Saturday, April 23, 2016

The Meaning of Vespers will Blow Your Mind

I don't know about you, but I sometimes tend to rush thru Vespers. I'm a housewife, after all, and from 4pm thru 630 pm I'm going thru this cycle:
worrying that I don't have a recipe in mind yet for dinner
figuring out what I'm going to fix for dinner--searching my recipe file, cookbooks, online sites
running meat thru the defrost cycle in the microwave
fixing dinner
serving/eating dinner
cleaning up after dinner.

If I squeeze vespers in anywhere during this period, the upcoing phase in my dinner cycle will be a mental distraction. If I wait til after dinner, I am still usually "sandwiching" it in just before the next activity of the evening.   If I put it off until 9pm, I feel like I've missed the proper window and ought to just skip ahead to Compline.

Yeah, I know. First world Catholic problems.

But today a friend alerted me to a wonderful article by a young theology student all about Vespers. Now that I've read it, I can't wait until its time to do Vespers, and I know I am going to make time for it, use my print breviary to slow me down, find a quiet spot in the house to pray. And I'll light a candle in my prayer spot.

Briefly, the article traces the history of vespers: it's links to Old Testament sacrificial offerings, to the early Christian agape feast, and as a non-sacramental commemoration of the sacrificial death of Jesus. But my short summary does no justice at all to the actual article so please go and read it.  Make sure to listen to the video/audio clip of the Phos Hilaron, the traditional vespers hymn in the Byzantine rite.

Do this, and I promise your next recitation of vespers will be transformed, as you pray with the awareness that you are not just reciting psalms, but offering a sacrifice. 


  1. The Sound of Heaven on Earth

    1. Peter, if you go to the link where it says wonderful article it will take you to the article

  2. DAria,
    I am sorry but the link does not work for me here. Is there another way to access the article mentioned? I would love to read it, as I do all things you recommend.

  3. Never mind, just got it...sorry...

  4. Hi Daria, I was wondering if you or anybody has read Sacrifice of Praise by Vilma Little, and could give me a comment please?

  5. Hi Norman,

    I have not read Sacrifice of Praise by Vilma Little, although I also wondered about the book after reading the article. I did a Google search to see what could be seen. It appears that the book is available to be read online at:;view=1up;seq=22

    It might be hard to read an entire book online (my eyes don't like it much, anyway...), but you might be able to at least get a feel for the book. Perhaps if read in small increments, it wouldn't be too bad to go through it online.

_EXCERPTED DATA_:
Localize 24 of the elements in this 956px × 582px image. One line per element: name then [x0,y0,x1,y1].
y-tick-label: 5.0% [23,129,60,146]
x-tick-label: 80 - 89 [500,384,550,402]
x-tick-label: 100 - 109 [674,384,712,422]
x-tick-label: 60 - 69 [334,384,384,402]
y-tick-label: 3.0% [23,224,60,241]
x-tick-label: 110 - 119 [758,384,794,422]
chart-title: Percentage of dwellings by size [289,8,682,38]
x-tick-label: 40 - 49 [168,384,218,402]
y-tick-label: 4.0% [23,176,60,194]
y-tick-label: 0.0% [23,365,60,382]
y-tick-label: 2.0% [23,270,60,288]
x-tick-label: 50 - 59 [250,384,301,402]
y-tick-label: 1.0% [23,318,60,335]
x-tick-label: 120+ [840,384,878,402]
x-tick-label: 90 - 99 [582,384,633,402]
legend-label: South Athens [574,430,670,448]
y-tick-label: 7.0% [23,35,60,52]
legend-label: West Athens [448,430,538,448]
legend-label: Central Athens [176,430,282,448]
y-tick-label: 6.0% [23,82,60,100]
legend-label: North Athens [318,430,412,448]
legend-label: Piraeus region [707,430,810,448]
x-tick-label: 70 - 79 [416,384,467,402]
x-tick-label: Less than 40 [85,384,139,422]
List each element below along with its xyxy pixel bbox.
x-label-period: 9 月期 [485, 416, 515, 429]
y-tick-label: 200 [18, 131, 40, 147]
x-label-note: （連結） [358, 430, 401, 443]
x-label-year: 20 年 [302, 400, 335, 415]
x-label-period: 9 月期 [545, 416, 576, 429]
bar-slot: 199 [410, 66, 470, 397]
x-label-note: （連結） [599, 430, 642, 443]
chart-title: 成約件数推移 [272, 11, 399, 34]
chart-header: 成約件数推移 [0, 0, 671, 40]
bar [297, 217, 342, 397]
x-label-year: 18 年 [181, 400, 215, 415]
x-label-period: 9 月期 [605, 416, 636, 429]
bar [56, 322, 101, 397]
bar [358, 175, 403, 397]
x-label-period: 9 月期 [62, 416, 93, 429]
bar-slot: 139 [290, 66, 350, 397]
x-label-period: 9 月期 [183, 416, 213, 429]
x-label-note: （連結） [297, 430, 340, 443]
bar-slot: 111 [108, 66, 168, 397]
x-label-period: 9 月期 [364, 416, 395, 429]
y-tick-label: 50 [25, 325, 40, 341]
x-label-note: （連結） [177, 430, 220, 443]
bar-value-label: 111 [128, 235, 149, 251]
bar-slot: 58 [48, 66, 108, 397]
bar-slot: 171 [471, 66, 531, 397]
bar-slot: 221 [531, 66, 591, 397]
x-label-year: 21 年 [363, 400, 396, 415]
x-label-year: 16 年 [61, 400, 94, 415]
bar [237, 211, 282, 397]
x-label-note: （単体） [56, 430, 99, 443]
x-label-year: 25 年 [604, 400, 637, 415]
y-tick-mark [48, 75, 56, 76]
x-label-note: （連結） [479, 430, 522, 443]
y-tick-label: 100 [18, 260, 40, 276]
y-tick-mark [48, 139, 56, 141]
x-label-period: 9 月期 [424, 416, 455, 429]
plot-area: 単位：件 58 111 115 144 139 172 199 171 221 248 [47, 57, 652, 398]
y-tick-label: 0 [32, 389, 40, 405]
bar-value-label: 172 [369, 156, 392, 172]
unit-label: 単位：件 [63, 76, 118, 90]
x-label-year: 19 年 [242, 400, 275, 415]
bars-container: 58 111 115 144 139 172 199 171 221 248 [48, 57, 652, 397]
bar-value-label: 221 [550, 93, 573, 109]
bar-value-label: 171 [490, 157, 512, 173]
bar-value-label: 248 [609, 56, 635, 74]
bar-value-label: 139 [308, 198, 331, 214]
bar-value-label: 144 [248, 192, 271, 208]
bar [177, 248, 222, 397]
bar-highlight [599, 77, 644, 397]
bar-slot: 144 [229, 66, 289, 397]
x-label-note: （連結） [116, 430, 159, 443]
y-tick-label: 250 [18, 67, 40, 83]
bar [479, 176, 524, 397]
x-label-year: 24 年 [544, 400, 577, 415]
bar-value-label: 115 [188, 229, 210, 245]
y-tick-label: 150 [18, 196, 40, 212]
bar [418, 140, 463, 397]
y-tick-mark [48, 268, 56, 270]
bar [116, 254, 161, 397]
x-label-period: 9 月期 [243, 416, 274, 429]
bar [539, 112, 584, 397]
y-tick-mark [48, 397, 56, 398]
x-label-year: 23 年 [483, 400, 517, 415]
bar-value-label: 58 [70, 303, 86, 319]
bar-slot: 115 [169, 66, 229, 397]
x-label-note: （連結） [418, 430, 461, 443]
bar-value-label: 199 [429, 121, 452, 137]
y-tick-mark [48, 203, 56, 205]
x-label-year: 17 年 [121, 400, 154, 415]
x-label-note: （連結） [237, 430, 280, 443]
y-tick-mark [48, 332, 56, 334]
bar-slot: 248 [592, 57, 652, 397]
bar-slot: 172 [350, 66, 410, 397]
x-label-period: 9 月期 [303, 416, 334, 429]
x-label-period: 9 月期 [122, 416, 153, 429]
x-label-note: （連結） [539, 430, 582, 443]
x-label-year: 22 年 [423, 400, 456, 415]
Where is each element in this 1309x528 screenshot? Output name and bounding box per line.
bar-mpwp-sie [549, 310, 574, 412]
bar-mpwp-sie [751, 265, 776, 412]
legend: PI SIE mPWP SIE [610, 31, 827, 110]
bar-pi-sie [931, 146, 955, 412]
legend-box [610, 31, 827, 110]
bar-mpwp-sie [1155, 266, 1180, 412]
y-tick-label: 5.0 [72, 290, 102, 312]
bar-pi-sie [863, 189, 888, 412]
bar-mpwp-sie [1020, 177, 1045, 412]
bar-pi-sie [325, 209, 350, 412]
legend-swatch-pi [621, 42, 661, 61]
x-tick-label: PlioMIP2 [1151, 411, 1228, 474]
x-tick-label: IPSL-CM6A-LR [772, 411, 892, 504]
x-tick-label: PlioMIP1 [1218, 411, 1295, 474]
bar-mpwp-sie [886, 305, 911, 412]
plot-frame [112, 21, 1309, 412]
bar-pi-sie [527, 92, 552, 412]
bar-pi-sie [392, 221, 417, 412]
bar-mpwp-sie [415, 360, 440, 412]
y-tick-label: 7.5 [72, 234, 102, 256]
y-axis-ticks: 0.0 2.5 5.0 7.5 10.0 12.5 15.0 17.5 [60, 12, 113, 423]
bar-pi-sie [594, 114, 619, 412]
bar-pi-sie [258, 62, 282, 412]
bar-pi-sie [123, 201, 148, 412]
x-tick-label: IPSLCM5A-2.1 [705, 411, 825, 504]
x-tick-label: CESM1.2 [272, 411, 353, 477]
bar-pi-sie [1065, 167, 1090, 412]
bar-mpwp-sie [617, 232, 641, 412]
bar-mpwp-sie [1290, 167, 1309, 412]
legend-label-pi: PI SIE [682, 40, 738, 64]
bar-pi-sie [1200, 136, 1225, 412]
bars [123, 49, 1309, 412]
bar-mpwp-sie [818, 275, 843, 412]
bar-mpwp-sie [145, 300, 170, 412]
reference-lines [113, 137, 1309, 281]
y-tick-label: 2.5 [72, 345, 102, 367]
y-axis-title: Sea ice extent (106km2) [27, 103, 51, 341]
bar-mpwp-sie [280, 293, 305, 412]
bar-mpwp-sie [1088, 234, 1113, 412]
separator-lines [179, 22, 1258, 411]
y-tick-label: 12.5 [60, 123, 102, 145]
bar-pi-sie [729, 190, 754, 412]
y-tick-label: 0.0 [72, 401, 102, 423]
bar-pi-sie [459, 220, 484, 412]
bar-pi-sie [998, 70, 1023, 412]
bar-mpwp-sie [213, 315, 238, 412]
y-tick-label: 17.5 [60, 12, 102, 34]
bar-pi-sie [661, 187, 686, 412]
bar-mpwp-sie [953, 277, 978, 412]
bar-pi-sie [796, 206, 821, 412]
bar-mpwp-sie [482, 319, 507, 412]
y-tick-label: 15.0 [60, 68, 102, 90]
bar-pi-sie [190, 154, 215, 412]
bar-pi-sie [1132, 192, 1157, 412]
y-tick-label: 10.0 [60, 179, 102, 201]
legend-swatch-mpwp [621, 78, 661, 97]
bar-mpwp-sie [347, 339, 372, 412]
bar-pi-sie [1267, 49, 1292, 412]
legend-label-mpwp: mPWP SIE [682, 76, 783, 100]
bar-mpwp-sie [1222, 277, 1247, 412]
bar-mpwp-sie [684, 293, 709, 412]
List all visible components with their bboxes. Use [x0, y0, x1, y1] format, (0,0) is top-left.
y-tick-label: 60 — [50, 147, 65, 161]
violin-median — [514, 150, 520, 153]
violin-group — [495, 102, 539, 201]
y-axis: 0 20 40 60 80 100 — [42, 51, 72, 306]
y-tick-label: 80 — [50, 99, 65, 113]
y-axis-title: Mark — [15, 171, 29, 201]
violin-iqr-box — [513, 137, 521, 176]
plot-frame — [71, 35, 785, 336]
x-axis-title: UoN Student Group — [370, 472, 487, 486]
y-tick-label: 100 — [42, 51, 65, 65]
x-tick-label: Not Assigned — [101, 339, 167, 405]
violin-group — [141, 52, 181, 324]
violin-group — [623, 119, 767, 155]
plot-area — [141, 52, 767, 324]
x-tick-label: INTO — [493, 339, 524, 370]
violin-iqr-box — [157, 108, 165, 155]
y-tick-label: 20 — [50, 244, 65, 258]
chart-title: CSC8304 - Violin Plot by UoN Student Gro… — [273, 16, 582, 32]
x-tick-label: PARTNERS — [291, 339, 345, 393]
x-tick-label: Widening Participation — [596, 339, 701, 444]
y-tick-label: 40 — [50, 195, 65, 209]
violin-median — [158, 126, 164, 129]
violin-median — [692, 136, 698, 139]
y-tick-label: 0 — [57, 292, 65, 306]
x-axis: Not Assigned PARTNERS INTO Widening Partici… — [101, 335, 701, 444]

_ASSIGNED TASK 1_:
Answer these questions about the blog post on Vespers:
(a) What does the author run through the defrost cycle in the microwave?
(b) Which hour does the author feel like skipping ahead to if Vespers is put off until 9pm?
(c) What book does Norman ask about, and who wrote it?
_ASSIGNED TASK 2_: Carry on the blog post about Vespers from the point where it stops.
None of the items is needed for this work.

_RESPONSE 1_:
(a) Meat.
(b) Compline.
(c) Sacrifice of Praise, by Vilma Little.

_RESPONSE 2_:
    Karen Koch

  6. They fashioned a calf at Horeb
    and worshiped an image of metal,
    exchanging the God who was their glory
    for the image of a bull that eats grass.

    They forgot the God who was their savior,
    who had done such great things in Egypt,
    such portents in the land of Ham,
    such marvels at the Red Sea.

    Taken from Office of Readings for Saturday in Week 6 of Easter after Ascension

    1. Yes, that struck me today too. Thinking about the idols we Americans have fashioned for ourselves and when the day of reckoning might come.

  7. Hi Daria, I have a question : why do we not have a week six of ordinary time this year? Week five was just before Lent and Monday (May 16) starts week seven. Does it have to do with where Easter fell this year? -Tami

  8. Hi Daria, I have a question : why do we not have a week six of ordinary time this year? Week five was just before Lent and Monday (May 16) starts week seven. Does it have to do with where Easter fell this year? -Tami

    1. Tami, you have me stumped. Your guess that it is related to this years early Easter might be on the right track, but I can't yet figure out why: there's always 52 weeks in a year, after all. I think I'll post this and see if any readers have the answer. It's probably in church documents somewhere but I don't have the time today to go hunting.

    2. Okay, I've done some thinking and searching and learned a few things which now constitute today's post. Thanks for bringing this up.